Pictures aside, repeat every entry exactly.

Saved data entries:
::::
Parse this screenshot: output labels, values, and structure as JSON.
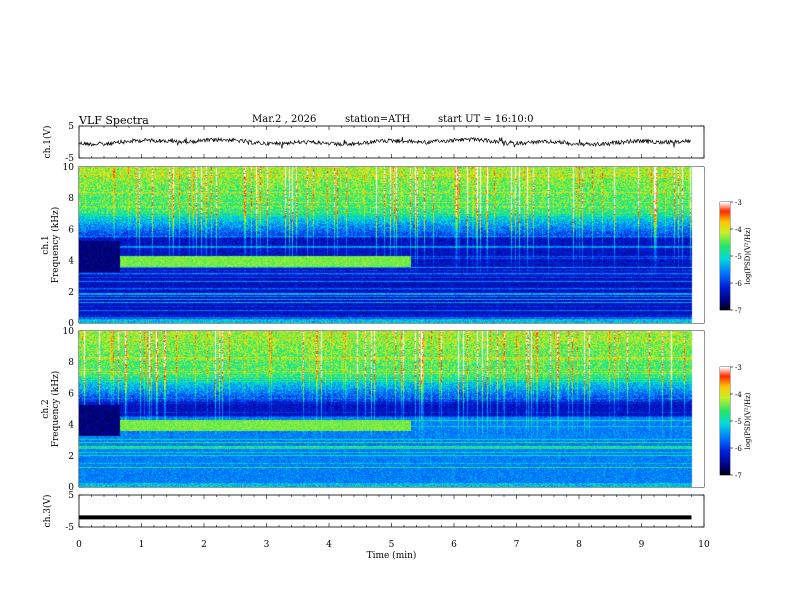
{
  "header": {
    "title": "VLF Spectra",
    "date": "Mar.2 , 2026",
    "station": "station=ATH",
    "start": "start UT = 16:10:0"
  },
  "chart_data": [
    {
      "type": "line",
      "name": "ch1-waveform",
      "ylabel": "ch.1(V)",
      "ylim": [
        -5,
        5
      ],
      "yticks": [
        "5",
        "-5"
      ],
      "xlim": [
        0,
        10
      ],
      "mean_level": 0
    },
    {
      "type": "heatmap",
      "name": "ch1-spectrogram",
      "ylabel": "Frequency (kHz)",
      "channel_label": "ch.1",
      "ylim": [
        0,
        10
      ],
      "yticks": [
        "0",
        "2",
        "4",
        "6",
        "8",
        "10"
      ],
      "xlim": [
        0,
        10
      ],
      "colorbar": {
        "label": "log(PSD)(V²/Hz)",
        "ticks": [
          "-3",
          "-4",
          "-5",
          "-6",
          "-7"
        ],
        "range": [
          -7,
          -3
        ]
      },
      "features": {
        "tone_khz": 4.0,
        "tone_end_min": 5.3,
        "gap_end_min": 0.65,
        "data_end_min": 9.8
      }
    },
    {
      "type": "heatmap",
      "name": "ch2-spectrogram",
      "ylabel": "Frequency (kHz)",
      "channel_label": "ch.2",
      "ylim": [
        0,
        10
      ],
      "yticks": [
        "0",
        "2",
        "4",
        "6",
        "8",
        "10"
      ],
      "xlim": [
        0,
        10
      ],
      "colorbar": {
        "label": "log(PSD)(V²/Hz)",
        "ticks": [
          "-3",
          "-4",
          "-5",
          "-6",
          "-7"
        ],
        "range": [
          -7,
          -3
        ]
      },
      "features": {
        "tone_khz": 4.0,
        "tone_end_min": 5.3,
        "gap_end_min": 0.65,
        "data_end_min": 9.8
      }
    },
    {
      "type": "line",
      "name": "ch3-waveform",
      "ylabel": "ch.3(V)",
      "ylim": [
        -5,
        5
      ],
      "yticks": [
        "5",
        "-5"
      ],
      "xlim": [
        0,
        10
      ],
      "mean_level": -2
    }
  ],
  "xaxis": {
    "label": "Time (min)",
    "ticks": [
      "0",
      "1",
      "2",
      "3",
      "4",
      "5",
      "6",
      "7",
      "8",
      "9",
      "10"
    ]
  }
}
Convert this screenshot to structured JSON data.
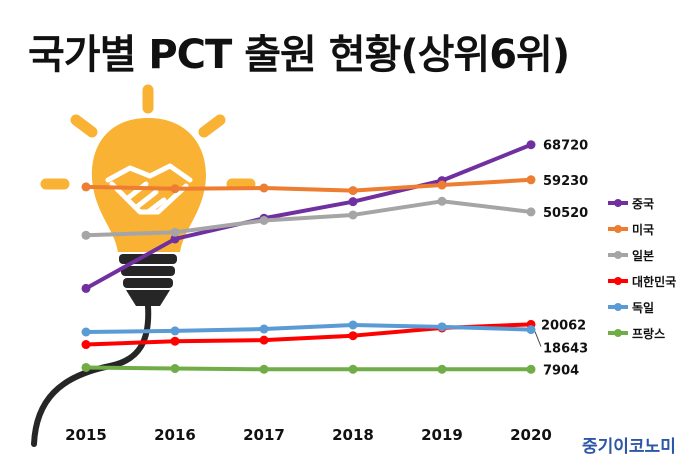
::::
## Task result
Parse this screenshot: output labels, values, and structure as JSON.
{
  "header": {
    "title": "VLF Spectra",
    "date": "Mar.2 , 2026",
    "station": "station=ATH",
    "start": "start UT = 16:10:0"
  },
  "chart_data": [
    {
      "type": "line",
      "name": "ch1-waveform",
      "ylabel": "ch.1(V)",
      "ylim": [
        -5,
        5
      ],
      "yticks": [
        "5",
        "-5"
      ],
      "xlim": [
        0,
        10
      ],
      "mean_level": 0
    },
    {
      "type": "heatmap",
      "name": "ch1-spectrogram",
      "ylabel": "Frequency (kHz)",
      "channel_label": "ch.1",
      "ylim": [
        0,
        10
      ],
      "yticks": [
        "0",
        "2",
        "4",
        "6",
        "8",
        "10"
      ],
      "xlim": [
        0,
        10
      ],
      "colorbar": {
        "label": "log(PSD)(V²/Hz)",
        "ticks": [
          "-3",
          "-4",
          "-5",
          "-6",
          "-7"
        ],
        "range": [
          -7,
          -3
        ]
      },
      "features": {
        "tone_khz": 4.0,
        "tone_end_min": 5.3,
        "gap_end_min": 0.65,
        "data_end_min": 9.8
      }
    },
    {
      "type": "heatmap",
      "name": "ch2-spectrogram",
      "ylabel": "Frequency (kHz)",
      "channel_label": "ch.2",
      "ylim": [
        0,
        10
      ],
      "yticks": [
        "0",
        "2",
        "4",
        "6",
        "8",
        "10"
      ],
      "xlim": [
        0,
        10
      ],
      "colorbar": {
        "label": "log(PSD)(V²/Hz)",
        "ticks": [
          "-3",
          "-4",
          "-5",
          "-6",
          "-7"
        ],
        "range": [
          -7,
          -3
        ]
      },
      "features": {
        "tone_khz": 4.0,
        "tone_end_min": 5.3,
        "gap_end_min": 0.65,
        "data_end_min": 9.8
      }
    },
    {
      "type": "line",
      "name": "ch3-waveform",
      "ylabel": "ch.3(V)",
      "ylim": [
        -5,
        5
      ],
      "yticks": [
        "5",
        "-5"
      ],
      "xlim": [
        0,
        10
      ],
      "mean_level": -2
    }
  ],
  "xaxis": {
    "label": "Time (min)",
    "ticks": [
      "0",
      "1",
      "2",
      "3",
      "4",
      "5",
      "6",
      "7",
      "8",
      "9",
      "10"
    ]
  }
}
Convert this screenshot to structured JSON data.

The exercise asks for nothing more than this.